# [Written request]
Copy each line of the records that holds the string "prompt".
---------- Material provided ----------
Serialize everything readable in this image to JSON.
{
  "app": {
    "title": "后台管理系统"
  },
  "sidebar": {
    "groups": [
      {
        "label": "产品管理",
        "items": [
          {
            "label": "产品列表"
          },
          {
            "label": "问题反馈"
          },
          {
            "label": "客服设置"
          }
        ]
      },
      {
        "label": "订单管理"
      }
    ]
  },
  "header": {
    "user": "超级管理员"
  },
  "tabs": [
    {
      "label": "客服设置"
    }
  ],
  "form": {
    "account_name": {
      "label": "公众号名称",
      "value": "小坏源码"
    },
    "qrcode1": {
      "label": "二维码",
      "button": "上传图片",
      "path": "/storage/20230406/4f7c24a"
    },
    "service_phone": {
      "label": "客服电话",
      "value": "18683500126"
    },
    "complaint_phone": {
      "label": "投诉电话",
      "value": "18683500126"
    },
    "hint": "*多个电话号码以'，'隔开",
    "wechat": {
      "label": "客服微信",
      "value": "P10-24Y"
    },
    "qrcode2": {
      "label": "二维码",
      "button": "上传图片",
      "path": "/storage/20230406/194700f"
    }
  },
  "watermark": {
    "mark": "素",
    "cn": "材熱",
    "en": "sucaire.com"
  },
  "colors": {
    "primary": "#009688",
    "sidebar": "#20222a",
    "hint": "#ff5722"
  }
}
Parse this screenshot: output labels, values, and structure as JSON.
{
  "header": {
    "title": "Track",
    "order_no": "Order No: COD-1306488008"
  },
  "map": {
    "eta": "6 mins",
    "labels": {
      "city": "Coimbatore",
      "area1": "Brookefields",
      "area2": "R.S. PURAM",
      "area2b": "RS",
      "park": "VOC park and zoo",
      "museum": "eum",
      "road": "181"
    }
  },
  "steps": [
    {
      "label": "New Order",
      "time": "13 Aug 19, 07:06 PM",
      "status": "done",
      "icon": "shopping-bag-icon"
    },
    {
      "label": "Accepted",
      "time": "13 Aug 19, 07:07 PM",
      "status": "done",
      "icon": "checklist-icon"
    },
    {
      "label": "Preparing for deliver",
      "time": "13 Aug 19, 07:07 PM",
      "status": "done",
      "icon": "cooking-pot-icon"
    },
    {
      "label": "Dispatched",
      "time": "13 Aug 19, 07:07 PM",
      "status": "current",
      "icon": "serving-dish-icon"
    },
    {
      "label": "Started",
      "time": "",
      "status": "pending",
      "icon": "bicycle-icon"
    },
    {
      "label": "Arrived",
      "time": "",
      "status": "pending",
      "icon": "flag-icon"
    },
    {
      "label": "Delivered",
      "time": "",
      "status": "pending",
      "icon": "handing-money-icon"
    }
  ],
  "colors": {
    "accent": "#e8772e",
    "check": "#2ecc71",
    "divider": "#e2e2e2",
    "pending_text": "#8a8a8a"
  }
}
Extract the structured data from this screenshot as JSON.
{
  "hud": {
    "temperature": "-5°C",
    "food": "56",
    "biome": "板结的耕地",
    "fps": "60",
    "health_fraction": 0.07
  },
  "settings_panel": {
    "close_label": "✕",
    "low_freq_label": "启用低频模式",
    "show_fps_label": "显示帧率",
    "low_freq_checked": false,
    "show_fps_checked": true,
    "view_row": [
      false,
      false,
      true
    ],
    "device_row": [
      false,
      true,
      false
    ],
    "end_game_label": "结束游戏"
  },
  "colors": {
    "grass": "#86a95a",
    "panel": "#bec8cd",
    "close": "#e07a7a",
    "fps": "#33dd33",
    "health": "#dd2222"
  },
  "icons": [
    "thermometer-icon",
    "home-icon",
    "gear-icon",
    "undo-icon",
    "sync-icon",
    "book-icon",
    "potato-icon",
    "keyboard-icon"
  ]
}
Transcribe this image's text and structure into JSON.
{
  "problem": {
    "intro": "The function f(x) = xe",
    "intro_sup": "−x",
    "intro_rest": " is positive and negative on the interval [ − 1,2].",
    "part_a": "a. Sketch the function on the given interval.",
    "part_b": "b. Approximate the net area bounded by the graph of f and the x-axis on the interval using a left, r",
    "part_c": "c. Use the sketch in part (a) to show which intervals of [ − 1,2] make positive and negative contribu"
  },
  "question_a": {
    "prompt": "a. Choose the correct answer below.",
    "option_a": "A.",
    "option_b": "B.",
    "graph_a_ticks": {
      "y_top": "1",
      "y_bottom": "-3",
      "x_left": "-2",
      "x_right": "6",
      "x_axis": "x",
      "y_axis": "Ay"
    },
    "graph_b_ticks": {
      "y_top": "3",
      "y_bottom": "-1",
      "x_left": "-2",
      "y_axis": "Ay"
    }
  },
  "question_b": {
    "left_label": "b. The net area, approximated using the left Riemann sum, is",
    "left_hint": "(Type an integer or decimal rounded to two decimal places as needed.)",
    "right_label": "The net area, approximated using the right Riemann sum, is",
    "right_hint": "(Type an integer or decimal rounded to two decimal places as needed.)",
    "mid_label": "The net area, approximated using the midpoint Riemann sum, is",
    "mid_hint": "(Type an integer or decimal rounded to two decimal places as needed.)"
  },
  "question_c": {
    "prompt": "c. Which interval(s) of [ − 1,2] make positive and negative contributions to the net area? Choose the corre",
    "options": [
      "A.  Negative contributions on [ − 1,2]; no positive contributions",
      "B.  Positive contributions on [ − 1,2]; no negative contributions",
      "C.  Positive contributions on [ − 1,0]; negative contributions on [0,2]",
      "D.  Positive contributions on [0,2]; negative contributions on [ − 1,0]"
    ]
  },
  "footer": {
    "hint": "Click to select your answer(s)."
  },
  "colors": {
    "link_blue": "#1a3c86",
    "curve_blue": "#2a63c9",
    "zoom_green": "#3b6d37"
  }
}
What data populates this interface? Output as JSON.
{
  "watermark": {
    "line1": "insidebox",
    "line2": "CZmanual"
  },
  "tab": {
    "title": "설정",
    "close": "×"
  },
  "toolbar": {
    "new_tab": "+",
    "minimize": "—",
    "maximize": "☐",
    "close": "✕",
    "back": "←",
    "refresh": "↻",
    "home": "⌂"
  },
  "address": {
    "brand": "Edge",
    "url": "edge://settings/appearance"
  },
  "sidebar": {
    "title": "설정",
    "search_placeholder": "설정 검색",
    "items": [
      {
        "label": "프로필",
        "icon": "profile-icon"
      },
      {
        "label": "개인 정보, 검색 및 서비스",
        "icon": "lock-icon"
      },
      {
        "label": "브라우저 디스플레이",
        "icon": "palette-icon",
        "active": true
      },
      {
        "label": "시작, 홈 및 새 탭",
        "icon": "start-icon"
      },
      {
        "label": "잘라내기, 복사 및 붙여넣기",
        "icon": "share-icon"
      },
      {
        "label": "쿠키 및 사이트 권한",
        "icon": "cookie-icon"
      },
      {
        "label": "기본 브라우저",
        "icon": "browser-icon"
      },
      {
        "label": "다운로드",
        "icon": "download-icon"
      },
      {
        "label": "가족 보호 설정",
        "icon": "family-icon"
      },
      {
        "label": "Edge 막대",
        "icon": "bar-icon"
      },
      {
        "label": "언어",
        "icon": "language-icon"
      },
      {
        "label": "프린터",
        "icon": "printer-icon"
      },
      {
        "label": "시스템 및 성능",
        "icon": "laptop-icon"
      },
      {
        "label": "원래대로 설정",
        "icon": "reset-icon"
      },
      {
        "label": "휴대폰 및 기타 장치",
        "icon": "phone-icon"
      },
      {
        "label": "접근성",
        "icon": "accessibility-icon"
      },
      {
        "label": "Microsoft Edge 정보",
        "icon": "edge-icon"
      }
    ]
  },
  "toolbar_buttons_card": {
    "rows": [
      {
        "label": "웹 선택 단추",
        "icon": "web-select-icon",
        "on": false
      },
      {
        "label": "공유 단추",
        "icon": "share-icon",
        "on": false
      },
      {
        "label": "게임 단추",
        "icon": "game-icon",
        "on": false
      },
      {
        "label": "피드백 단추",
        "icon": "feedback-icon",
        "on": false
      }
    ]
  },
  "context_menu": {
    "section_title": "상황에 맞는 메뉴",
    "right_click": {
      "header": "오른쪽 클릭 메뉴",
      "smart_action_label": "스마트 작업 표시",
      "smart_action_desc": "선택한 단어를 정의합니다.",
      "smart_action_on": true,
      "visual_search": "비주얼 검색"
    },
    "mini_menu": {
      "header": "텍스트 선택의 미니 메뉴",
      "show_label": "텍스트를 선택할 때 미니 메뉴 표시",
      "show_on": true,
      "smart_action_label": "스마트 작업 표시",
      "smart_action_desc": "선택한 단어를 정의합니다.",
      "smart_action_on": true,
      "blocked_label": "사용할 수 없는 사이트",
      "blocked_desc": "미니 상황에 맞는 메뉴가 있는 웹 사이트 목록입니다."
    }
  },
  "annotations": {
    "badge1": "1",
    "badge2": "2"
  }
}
----------
# [Task output]
    "prompt": "a. Choose the correct answer below.",
    "prompt": "c. Which interval(s) of [ − 1,2] make positive and negative contributions to the net area? Choose the corre",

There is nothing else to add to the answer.